_DOCUMENT PASSAGE_
On 10 August 2001, a UK court ruled in favour of the World Wide Fund for Nature. The World Wrestling Federation filed an appeal in October 2001, but later withdrew their appeal. On 5 May 2002, the World Wrestling Federation changed its Web address from WWF.com to WWE.com, and replaced every "WWF" reference on the existing site with "WWE", officially announcing their name change to "World Wrestling Entertainment" a day later with a "Get the 'F' Out" marketing campaign. The company's stock ticker also switched from WWF to WWE shortly after.

The wrestling organization's abandonment of "WWF" initialism did not end the two organizations' legal conflict. Later in 2002, the World Wide Fund for Nature petitioned the court for $360 million in damages, but was not successful. A subsequent request to overturn by the World Wide Fund for Nature was dismissed by the British Court of Appeal on 28 June 2007. In 2003, World Wrestling Entertainment won a limited decision which permitted them to continue marketing certain pre-existing products with the abandoned WWF logo. However, WWE was mandated to issue newly branded merchandise such as apparel, action figures, video games, and DVDs with the "WWE" initials. Additionally, the court order required the company to remove both auditory and visual references to "WWF" in its library of video footage outside the United Kingdom.

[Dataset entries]
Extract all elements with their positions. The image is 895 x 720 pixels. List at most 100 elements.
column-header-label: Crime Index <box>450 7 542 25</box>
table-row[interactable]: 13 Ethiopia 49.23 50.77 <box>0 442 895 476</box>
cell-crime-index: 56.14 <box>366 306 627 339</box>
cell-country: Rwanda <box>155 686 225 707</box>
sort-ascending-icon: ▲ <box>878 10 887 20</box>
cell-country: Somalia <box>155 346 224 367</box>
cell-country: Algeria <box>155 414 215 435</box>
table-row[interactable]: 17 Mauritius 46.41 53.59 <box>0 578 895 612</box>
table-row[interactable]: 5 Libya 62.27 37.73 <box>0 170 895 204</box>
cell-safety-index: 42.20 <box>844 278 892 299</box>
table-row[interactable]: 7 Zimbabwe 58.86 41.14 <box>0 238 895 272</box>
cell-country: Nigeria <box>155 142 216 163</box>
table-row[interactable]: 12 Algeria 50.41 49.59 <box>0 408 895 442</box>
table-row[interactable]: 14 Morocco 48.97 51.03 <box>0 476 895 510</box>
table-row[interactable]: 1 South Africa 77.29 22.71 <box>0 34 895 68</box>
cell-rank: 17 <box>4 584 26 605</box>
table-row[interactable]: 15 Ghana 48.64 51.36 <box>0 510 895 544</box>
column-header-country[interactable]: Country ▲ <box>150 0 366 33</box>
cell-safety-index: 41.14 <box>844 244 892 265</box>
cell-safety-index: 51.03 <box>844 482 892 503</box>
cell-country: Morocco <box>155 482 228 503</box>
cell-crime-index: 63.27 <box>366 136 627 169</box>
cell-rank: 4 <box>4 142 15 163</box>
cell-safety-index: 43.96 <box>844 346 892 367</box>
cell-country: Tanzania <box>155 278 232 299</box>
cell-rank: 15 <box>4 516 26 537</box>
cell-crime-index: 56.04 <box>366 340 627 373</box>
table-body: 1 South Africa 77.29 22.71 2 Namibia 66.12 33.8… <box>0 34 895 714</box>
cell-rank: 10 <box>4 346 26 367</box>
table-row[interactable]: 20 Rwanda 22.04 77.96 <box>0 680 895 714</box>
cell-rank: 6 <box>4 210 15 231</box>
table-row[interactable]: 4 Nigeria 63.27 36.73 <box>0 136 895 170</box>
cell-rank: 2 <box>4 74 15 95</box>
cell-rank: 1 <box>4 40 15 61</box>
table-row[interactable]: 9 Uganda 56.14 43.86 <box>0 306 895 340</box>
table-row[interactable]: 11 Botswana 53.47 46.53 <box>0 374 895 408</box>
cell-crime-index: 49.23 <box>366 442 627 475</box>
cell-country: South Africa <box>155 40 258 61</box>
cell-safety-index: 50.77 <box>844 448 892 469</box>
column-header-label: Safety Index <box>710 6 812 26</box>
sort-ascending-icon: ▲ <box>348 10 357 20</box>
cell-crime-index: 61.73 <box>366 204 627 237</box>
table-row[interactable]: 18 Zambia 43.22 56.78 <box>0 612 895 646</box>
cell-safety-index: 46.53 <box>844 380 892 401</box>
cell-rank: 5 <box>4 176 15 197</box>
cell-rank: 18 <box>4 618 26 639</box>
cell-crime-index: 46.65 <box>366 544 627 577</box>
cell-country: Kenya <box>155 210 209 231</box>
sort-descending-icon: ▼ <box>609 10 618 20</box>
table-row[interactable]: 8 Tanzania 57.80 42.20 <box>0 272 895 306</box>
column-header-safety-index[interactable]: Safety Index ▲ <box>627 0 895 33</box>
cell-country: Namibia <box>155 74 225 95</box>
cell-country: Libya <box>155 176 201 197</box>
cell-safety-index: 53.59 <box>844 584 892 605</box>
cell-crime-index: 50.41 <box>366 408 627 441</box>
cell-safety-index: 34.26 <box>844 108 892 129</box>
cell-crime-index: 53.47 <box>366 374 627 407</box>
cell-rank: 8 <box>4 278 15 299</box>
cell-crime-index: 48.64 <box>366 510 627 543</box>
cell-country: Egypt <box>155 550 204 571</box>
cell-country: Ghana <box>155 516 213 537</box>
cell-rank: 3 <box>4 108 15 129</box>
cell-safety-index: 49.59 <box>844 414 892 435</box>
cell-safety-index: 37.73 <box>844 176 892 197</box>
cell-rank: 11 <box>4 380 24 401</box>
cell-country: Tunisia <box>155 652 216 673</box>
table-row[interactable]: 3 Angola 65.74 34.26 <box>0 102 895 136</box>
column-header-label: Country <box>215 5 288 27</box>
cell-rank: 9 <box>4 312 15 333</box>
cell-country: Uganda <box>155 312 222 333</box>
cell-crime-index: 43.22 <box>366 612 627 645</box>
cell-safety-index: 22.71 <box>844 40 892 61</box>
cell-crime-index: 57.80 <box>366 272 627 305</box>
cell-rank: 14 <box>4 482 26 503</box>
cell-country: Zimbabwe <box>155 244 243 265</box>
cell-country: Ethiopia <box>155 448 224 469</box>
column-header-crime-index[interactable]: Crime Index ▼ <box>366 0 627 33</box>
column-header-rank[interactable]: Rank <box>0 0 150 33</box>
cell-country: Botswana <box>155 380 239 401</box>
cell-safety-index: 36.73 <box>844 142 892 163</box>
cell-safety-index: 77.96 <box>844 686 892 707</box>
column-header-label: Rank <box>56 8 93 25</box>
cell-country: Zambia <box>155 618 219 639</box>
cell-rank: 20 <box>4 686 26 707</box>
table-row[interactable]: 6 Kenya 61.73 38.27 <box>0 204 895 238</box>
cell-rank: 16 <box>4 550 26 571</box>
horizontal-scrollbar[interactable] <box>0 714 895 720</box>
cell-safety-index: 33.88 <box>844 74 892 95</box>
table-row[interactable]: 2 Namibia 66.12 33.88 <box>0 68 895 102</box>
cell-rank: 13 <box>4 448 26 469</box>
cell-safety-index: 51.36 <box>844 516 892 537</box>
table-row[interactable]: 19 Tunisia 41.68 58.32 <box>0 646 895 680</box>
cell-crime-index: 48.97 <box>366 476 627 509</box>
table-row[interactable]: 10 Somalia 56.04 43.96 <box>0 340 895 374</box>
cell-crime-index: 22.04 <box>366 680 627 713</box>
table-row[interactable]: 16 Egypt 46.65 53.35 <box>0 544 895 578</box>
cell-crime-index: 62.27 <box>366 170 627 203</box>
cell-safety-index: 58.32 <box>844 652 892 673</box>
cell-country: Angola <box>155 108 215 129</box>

_WHAT YOU NEED TO DO_
Decide whether each statement below agrees with the passage on the WWF name dispute. Answer yes or no for each and quote the words from the passage that settle it.
1. On 5 May 2002 the wrestling company moved its Web address from WWF.com to WWE.com.
2. The World Wide Fund for Nature won $360 million in damages.
3. The World Wrestling Federation carried its October 2001 appeal through to the end.

_SOLUTION TO THIS EXERCISE_
1. Yes: "changed its Web address from WWF.com to WWE.com"
2. No: "petitioned the court for $360 million in damages, but was not successful"
3. No: "filed an appeal in October 2001, but later withdrew their appeal"